Copy out, unchanged, the entries below from the "Decode this image" line to the final line. Omit pictures.
=======
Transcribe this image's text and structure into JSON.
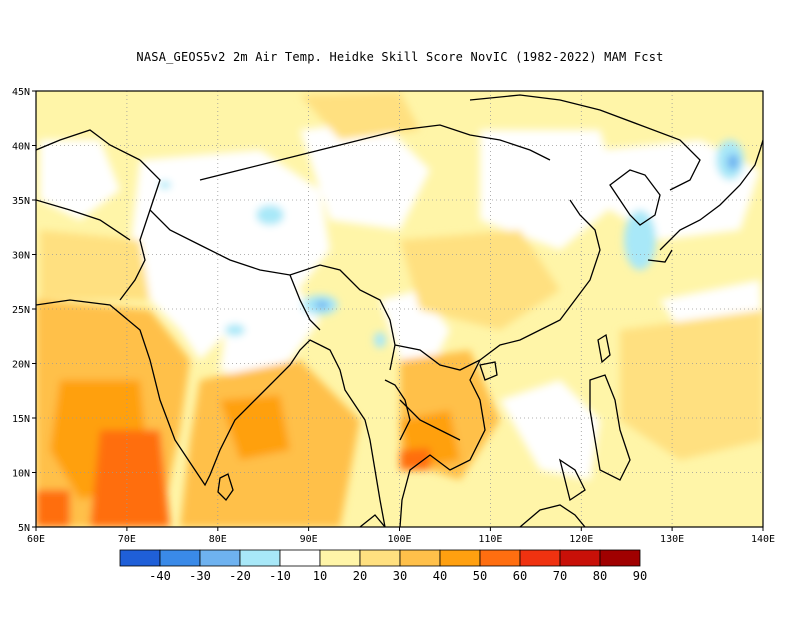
{
  "title": "NASA_GEOS5v2  2m Air Temp. Heidke Skill Score NovIC (1982-2022) MAM Fcst",
  "axes": {
    "lat_ticks": [
      "45N",
      "40N",
      "35N",
      "30N",
      "25N",
      "20N",
      "15N",
      "10N",
      "5N"
    ],
    "lon_ticks": [
      "60E",
      "70E",
      "80E",
      "90E",
      "100E",
      "110E",
      "120E",
      "130E",
      "140E"
    ]
  },
  "colorbar": {
    "colors": [
      "#1f5fd8",
      "#3a8ae8",
      "#6eb2f0",
      "#a8e8f8",
      "#ffffff",
      "#fff5a8",
      "#ffe080",
      "#ffc04a",
      "#ffa010",
      "#ff6e10",
      "#f03210",
      "#c81008",
      "#a00000"
    ],
    "labels": [
      "-40",
      "-30",
      "-20",
      "-10",
      "10",
      "20",
      "30",
      "40",
      "50",
      "60",
      "70",
      "80",
      "90"
    ]
  },
  "map_colors": {
    "land_outline": "#000000",
    "grid": "#999999"
  }
}
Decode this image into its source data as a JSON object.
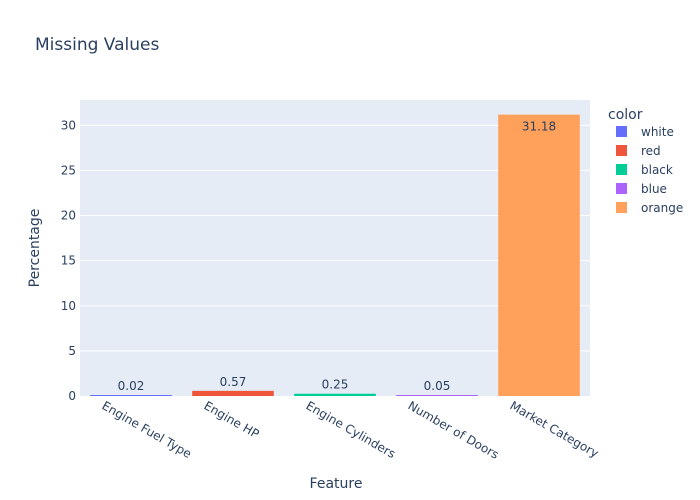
{
  "chart_data": {
    "type": "bar",
    "title": "Missing Values",
    "xlabel": "Feature",
    "ylabel": "Percentage",
    "ylim": [
      0,
      32.8
    ],
    "yticks": [
      0,
      5,
      10,
      15,
      20,
      25,
      30
    ],
    "categories": [
      "Engine Fuel Type",
      "Engine HP",
      "Engine Cylinders",
      "Number of Doors",
      "Market Category"
    ],
    "values": [
      0.02,
      0.57,
      0.25,
      0.05,
      31.18
    ],
    "value_labels": [
      "0.02",
      "0.57",
      "0.25",
      "0.05",
      "31.18"
    ],
    "legend": {
      "title": "color",
      "placement": "right",
      "entries": [
        "white",
        "red",
        "black",
        "blue",
        "orange"
      ]
    },
    "colors": [
      "#636efa",
      "#EF553B",
      "#00cc96",
      "#ab63fa",
      "#FFA15A"
    ],
    "plot_background": "#E5ECF6",
    "grid": true
  }
}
=======
## [Written solution]
Decode this image into its source data as a JSON object.
{
  "chart_data": {
    "type": "bar",
    "title": "Missing Values",
    "xlabel": "Feature",
    "ylabel": "Percentage",
    "ylim": [
      0,
      32.8
    ],
    "yticks": [
      0,
      5,
      10,
      15,
      20,
      25,
      30
    ],
    "categories": [
      "Engine Fuel Type",
      "Engine HP",
      "Engine Cylinders",
      "Number of Doors",
      "Market Category"
    ],
    "values": [
      0.02,
      0.57,
      0.25,
      0.05,
      31.18
    ],
    "value_labels": [
      "0.02",
      "0.57",
      "0.25",
      "0.05",
      "31.18"
    ],
    "legend": {
      "title": "color",
      "placement": "right",
      "entries": [
        "white",
        "red",
        "black",
        "blue",
        "orange"
      ]
    },
    "colors": [
      "#636efa",
      "#EF553B",
      "#00cc96",
      "#ab63fa",
      "#FFA15A"
    ],
    "plot_background": "#E5ECF6",
    "grid": true
  }
}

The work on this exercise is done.